▶ The request:
Retype the complete listing exactly as it appears.

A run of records
## start

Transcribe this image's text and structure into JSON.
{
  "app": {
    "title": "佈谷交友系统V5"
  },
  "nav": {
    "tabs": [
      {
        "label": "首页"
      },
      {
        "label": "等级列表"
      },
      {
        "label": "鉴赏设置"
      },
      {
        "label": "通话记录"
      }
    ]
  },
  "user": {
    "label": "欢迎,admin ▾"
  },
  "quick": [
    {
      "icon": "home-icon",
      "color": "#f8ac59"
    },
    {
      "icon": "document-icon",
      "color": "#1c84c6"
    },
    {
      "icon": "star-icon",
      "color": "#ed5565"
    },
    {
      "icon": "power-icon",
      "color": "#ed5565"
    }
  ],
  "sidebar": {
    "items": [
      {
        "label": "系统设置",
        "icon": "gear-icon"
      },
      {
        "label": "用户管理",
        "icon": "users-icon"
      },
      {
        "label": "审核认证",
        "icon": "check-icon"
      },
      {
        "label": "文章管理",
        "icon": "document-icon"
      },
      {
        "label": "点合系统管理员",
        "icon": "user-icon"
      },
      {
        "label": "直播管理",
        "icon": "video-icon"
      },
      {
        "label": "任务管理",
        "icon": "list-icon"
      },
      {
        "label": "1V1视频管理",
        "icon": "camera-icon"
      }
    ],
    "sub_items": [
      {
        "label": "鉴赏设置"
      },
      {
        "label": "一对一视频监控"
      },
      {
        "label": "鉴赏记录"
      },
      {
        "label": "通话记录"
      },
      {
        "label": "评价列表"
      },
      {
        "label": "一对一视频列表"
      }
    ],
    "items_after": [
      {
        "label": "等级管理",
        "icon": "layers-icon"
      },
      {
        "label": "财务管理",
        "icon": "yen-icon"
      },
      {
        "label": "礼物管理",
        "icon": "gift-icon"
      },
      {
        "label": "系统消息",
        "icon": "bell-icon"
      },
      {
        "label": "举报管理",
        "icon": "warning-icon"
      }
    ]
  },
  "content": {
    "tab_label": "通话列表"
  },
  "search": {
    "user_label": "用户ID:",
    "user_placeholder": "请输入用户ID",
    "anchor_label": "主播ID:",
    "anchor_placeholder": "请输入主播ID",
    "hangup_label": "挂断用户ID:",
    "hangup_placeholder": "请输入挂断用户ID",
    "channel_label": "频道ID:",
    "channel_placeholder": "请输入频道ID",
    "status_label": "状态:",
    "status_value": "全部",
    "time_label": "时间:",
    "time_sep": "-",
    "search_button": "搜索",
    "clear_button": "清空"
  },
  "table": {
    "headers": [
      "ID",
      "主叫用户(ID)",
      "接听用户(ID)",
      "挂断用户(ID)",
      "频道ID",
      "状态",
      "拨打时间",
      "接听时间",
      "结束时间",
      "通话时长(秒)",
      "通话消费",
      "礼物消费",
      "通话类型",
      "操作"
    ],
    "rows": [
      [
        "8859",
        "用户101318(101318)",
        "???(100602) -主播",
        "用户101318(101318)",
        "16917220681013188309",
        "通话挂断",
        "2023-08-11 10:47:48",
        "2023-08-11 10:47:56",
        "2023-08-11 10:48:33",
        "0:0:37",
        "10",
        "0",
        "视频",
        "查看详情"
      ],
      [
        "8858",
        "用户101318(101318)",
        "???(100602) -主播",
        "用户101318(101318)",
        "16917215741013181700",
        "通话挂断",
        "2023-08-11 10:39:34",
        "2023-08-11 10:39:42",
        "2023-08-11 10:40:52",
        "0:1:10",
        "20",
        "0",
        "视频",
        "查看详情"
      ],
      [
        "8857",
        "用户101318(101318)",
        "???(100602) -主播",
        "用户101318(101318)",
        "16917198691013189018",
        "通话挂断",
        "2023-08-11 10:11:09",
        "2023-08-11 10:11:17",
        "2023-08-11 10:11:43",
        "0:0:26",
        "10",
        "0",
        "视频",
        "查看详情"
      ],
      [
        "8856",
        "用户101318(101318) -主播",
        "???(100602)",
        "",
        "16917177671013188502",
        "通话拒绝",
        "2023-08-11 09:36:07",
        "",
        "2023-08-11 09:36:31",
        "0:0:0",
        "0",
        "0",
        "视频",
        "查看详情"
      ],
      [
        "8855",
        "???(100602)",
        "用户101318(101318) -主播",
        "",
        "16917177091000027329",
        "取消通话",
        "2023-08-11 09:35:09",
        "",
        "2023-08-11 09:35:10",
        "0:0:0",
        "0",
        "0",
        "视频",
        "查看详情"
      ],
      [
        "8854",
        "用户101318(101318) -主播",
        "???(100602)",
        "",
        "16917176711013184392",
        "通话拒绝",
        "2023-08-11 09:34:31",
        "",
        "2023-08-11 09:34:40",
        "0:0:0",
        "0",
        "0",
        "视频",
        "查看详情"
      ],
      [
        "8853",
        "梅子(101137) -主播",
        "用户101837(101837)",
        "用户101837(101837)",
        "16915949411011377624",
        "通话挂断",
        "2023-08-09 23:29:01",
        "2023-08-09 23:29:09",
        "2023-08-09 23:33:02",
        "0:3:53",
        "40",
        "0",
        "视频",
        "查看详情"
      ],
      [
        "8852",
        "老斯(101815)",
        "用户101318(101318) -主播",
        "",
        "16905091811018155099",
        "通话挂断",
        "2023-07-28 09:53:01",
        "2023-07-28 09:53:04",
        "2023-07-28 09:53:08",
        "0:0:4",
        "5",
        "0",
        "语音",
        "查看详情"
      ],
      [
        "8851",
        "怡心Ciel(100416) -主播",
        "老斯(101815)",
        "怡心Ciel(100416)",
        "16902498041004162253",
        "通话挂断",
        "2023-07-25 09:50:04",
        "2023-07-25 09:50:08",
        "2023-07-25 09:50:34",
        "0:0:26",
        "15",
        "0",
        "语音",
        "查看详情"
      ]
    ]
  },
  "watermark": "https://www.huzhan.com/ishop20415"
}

## end

▶ Answer to this task:
Transcribe this image's text and structure into JSON.
{
  "app": {
    "title": "佈谷交友系统V5"
  },
  "nav": {
    "tabs": [
      {
        "label": "首页"
      },
      {
        "label": "等级列表"
      },
      {
        "label": "鉴赏设置"
      },
      {
        "label": "通话记录"
      }
    ]
  },
  "user": {
    "label": "欢迎,admin ▾"
  },
  "quick": [
    {
      "icon": "home-icon",
      "color": "#f8ac59"
    },
    {
      "icon": "document-icon",
      "color": "#1c84c6"
    },
    {
      "icon": "star-icon",
      "color": "#ed5565"
    },
    {
      "icon": "power-icon",
      "color": "#ed5565"
    }
  ],
  "sidebar": {
    "items": [
      {
        "label": "系统设置",
        "icon": "gear-icon"
      },
      {
        "label": "用户管理",
        "icon": "users-icon"
      },
      {
        "label": "审核认证",
        "icon": "check-icon"
      },
      {
        "label": "文章管理",
        "icon": "document-icon"
      },
      {
        "label": "点合系统管理员",
        "icon": "user-icon"
      },
      {
        "label": "直播管理",
        "icon": "video-icon"
      },
      {
        "label": "任务管理",
        "icon": "list-icon"
      },
      {
        "label": "1V1视频管理",
        "icon": "camera-icon"
      }
    ],
    "sub_items": [
      {
        "label": "鉴赏设置"
      },
      {
        "label": "一对一视频监控"
      },
      {
        "label": "鉴赏记录"
      },
      {
        "label": "通话记录"
      },
      {
        "label": "评价列表"
      },
      {
        "label": "一对一视频列表"
      }
    ],
    "items_after": [
      {
        "label": "等级管理",
        "icon": "layers-icon"
      },
      {
        "label": "财务管理",
        "icon": "yen-icon"
      },
      {
        "label": "礼物管理",
        "icon": "gift-icon"
      },
      {
        "label": "系统消息",
        "icon": "bell-icon"
      },
      {
        "label": "举报管理",
        "icon": "warning-icon"
      }
    ]
  },
  "content": {
    "tab_label": "通话列表"
  },
  "search": {
    "user_label": "用户ID:",
    "user_placeholder": "请输入用户ID",
    "anchor_label": "主播ID:",
    "anchor_placeholder": "请输入主播ID",
    "hangup_label": "挂断用户ID:",
    "hangup_placeholder": "请输入挂断用户ID",
    "channel_label": "频道ID:",
    "channel_placeholder": "请输入频道ID",
    "status_label": "状态:",
    "status_value": "全部",
    "time_label": "时间:",
    "time_sep": "-",
    "search_button": "搜索",
    "clear_button": "清空"
  },
  "table": {
    "headers": [
      "ID",
      "主叫用户(ID)",
      "接听用户(ID)",
      "挂断用户(ID)",
      "频道ID",
      "状态",
      "拨打时间",
      "接听时间",
      "结束时间",
      "通话时长(秒)",
      "通话消费",
      "礼物消费",
      "通话类型",
      "操作"
    ],
    "rows": [
      [
        "8859",
        "用户101318(101318)",
        "???(100602) -主播",
        "用户101318(101318)",
        "16917220681013188309",
        "通话挂断",
        "2023-08-11 10:47:48",
        "2023-08-11 10:47:56",
        "2023-08-11 10:48:33",
        "0:0:37",
        "10",
        "0",
        "视频",
        "查看详情"
      ],
      [
        "8858",
        "用户101318(101318)",
        "???(100602) -主播",
        "用户101318(101318)",
        "16917215741013181700",
        "通话挂断",
        "2023-08-11 10:39:34",
        "2023-08-11 10:39:42",
        "2023-08-11 10:40:52",
        "0:1:10",
        "20",
        "0",
        "视频",
        "查看详情"
      ],
      [
        "8857",
        "用户101318(101318)",
        "???(100602) -主播",
        "用户101318(101318)",
        "16917198691013189018",
        "通话挂断",
        "2023-08-11 10:11:09",
        "2023-08-11 10:11:17",
        "2023-08-11 10:11:43",
        "0:0:26",
        "10",
        "0",
        "视频",
        "查看详情"
      ],
      [
        "8856",
        "用户101318(101318) -主播",
        "???(100602)",
        "",
        "16917177671013188502",
        "通话拒绝",
        "2023-08-11 09:36:07",
        "",
        "2023-08-11 09:36:31",
        "0:0:0",
        "0",
        "0",
        "视频",
        "查看详情"
      ],
      [
        "8855",
        "???(100602)",
        "用户101318(101318) -主播",
        "",
        "16917177091000027329",
        "取消通话",
        "2023-08-11 09:35:09",
        "",
        "2023-08-11 09:35:10",
        "0:0:0",
        "0",
        "0",
        "视频",
        "查看详情"
      ],
      [
        "8854",
        "用户101318(101318) -主播",
        "???(100602)",
        "",
        "16917176711013184392",
        "通话拒绝",
        "2023-08-11 09:34:31",
        "",
        "2023-08-11 09:34:40",
        "0:0:0",
        "0",
        "0",
        "视频",
        "查看详情"
      ],
      [
        "8853",
        "梅子(101137) -主播",
        "用户101837(101837)",
        "用户101837(101837)",
        "16915949411011377624",
        "通话挂断",
        "2023-08-09 23:29:01",
        "2023-08-09 23:29:09",
        "2023-08-09 23:33:02",
        "0:3:53",
        "40",
        "0",
        "视频",
        "查看详情"
      ],
      [
        "8852",
        "老斯(101815)",
        "用户101318(101318) -主播",
        "",
        "16905091811018155099",
        "通话挂断",
        "2023-07-28 09:53:01",
        "2023-07-28 09:53:04",
        "2023-07-28 09:53:08",
        "0:0:4",
        "5",
        "0",
        "语音",
        "查看详情"
      ],
      [
        "8851",
        "怡心Ciel(100416) -主播",
        "老斯(101815)",
        "怡心Ciel(100416)",
        "16902498041004162253",
        "通话挂断",
        "2023-07-25 09:50:04",
        "2023-07-25 09:50:08",
        "2023-07-25 09:50:34",
        "0:0:26",
        "15",
        "0",
        "语音",
        "查看详情"
      ]
    ]
  },
  "watermark": "https://www.huzhan.com/ishop20415"
}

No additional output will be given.